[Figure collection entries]
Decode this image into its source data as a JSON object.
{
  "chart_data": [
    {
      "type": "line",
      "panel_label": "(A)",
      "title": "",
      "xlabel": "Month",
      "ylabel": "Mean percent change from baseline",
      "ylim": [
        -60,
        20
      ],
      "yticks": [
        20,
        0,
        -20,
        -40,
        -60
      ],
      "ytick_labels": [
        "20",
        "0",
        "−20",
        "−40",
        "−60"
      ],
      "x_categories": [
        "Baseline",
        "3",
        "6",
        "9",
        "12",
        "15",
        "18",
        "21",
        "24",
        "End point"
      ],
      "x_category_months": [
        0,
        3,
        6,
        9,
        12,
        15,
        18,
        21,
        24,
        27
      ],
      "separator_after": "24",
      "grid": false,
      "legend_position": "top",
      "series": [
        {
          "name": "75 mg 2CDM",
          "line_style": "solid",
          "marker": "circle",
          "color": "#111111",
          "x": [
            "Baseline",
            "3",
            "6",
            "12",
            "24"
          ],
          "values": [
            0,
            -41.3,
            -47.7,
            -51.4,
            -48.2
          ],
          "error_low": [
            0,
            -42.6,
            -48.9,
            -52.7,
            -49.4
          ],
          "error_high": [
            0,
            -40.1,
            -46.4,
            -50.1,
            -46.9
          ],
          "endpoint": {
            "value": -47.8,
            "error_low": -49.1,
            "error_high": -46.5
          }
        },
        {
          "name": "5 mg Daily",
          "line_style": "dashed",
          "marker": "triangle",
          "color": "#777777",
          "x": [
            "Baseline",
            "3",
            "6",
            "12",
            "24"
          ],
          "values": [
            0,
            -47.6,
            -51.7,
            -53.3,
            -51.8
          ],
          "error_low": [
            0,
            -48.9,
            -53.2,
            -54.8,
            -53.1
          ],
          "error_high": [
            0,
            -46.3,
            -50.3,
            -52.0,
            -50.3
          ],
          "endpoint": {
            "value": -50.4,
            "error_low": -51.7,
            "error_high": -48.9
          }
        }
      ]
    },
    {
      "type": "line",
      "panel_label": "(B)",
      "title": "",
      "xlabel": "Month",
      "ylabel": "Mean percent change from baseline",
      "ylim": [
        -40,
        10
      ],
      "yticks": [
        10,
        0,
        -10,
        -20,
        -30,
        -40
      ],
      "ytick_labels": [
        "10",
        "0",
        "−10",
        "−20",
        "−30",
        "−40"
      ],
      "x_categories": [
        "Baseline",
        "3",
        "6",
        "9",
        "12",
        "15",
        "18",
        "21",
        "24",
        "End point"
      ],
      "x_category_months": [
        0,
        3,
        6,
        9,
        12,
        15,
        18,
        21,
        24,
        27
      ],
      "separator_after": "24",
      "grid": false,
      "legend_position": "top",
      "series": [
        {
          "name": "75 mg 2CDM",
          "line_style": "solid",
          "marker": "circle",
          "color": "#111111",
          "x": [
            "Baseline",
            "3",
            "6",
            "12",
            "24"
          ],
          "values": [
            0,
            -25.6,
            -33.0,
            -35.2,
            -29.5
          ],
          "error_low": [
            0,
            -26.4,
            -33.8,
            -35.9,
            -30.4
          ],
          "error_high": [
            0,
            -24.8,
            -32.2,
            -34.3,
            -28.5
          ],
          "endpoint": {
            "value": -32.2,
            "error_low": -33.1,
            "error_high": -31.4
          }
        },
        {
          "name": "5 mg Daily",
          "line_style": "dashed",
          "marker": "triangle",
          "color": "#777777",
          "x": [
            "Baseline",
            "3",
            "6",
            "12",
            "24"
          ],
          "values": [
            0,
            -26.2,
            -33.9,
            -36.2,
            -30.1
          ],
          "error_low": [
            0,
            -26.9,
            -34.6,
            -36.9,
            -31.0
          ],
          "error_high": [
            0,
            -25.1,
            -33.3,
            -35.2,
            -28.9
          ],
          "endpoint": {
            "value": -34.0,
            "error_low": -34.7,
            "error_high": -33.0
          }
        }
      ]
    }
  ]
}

◆ BRIEF ◆
Restate all of the entries above precisely.

◆ SOLUTION FOR THIS PROBLEM ◆
Decode this image into its source data as a JSON object.
{
  "chart_data": [
    {
      "type": "line",
      "panel_label": "(A)",
      "title": "",
      "xlabel": "Month",
      "ylabel": "Mean percent change from baseline",
      "ylim": [
        -60,
        20
      ],
      "yticks": [
        20,
        0,
        -20,
        -40,
        -60
      ],
      "ytick_labels": [
        "20",
        "0",
        "−20",
        "−40",
        "−60"
      ],
      "x_categories": [
        "Baseline",
        "3",
        "6",
        "9",
        "12",
        "15",
        "18",
        "21",
        "24",
        "End point"
      ],
      "x_category_months": [
        0,
        3,
        6,
        9,
        12,
        15,
        18,
        21,
        24,
        27
      ],
      "separator_after": "24",
      "grid": false,
      "legend_position": "top",
      "series": [
        {
          "name": "75 mg 2CDM",
          "line_style": "solid",
          "marker": "circle",
          "color": "#111111",
          "x": [
            "Baseline",
            "3",
            "6",
            "12",
            "24"
          ],
          "values": [
            0,
            -41.3,
            -47.7,
            -51.4,
            -48.2
          ],
          "error_low": [
            0,
            -42.6,
            -48.9,
            -52.7,
            -49.4
          ],
          "error_high": [
            0,
            -40.1,
            -46.4,
            -50.1,
            -46.9
          ],
          "endpoint": {
            "value": -47.8,
            "error_low": -49.1,
            "error_high": -46.5
          }
        },
        {
          "name": "5 mg Daily",
          "line_style": "dashed",
          "marker": "triangle",
          "color": "#777777",
          "x": [
            "Baseline",
            "3",
            "6",
            "12",
            "24"
          ],
          "values": [
            0,
            -47.6,
            -51.7,
            -53.3,
            -51.8
          ],
          "error_low": [
            0,
            -48.9,
            -53.2,
            -54.8,
            -53.1
          ],
          "error_high": [
            0,
            -46.3,
            -50.3,
            -52.0,
            -50.3
          ],
          "endpoint": {
            "value": -50.4,
            "error_low": -51.7,
            "error_high": -48.9
          }
        }
      ]
    },
    {
      "type": "line",
      "panel_label": "(B)",
      "title": "",
      "xlabel": "Month",
      "ylabel": "Mean percent change from baseline",
      "ylim": [
        -40,
        10
      ],
      "yticks": [
        10,
        0,
        -10,
        -20,
        -30,
        -40
      ],
      "ytick_labels": [
        "10",
        "0",
        "−10",
        "−20",
        "−30",
        "−40"
      ],
      "x_categories": [
        "Baseline",
        "3",
        "6",
        "9",
        "12",
        "15",
        "18",
        "21",
        "24",
        "End point"
      ],
      "x_category_months": [
        0,
        3,
        6,
        9,
        12,
        15,
        18,
        21,
        24,
        27
      ],
      "separator_after": "24",
      "grid": false,
      "legend_position": "top",
      "series": [
        {
          "name": "75 mg 2CDM",
          "line_style": "solid",
          "marker": "circle",
          "color": "#111111",
          "x": [
            "Baseline",
            "3",
            "6",
            "12",
            "24"
          ],
          "values": [
            0,
            -25.6,
            -33.0,
            -35.2,
            -29.5
          ],
          "error_low": [
            0,
            -26.4,
            -33.8,
            -35.9,
            -30.4
          ],
          "error_high": [
            0,
            -24.8,
            -32.2,
            -34.3,
            -28.5
          ],
          "endpoint": {
            "value": -32.2,
            "error_low": -33.1,
            "error_high": -31.4
          }
        },
        {
          "name": "5 mg Daily",
          "line_style": "dashed",
          "marker": "triangle",
          "color": "#777777",
          "x": [
            "Baseline",
            "3",
            "6",
            "12",
            "24"
          ],
          "values": [
            0,
            -26.2,
            -33.9,
            -36.2,
            -30.1
          ],
          "error_low": [
            0,
            -26.9,
            -34.6,
            -36.9,
            -31.0
          ],
          "error_high": [
            0,
            -25.1,
            -33.3,
            -35.2,
            -28.9
          ],
          "endpoint": {
            "value": -34.0,
            "error_low": -34.7,
            "error_high": -33.0
          }
        }
      ]
    }
  ]
}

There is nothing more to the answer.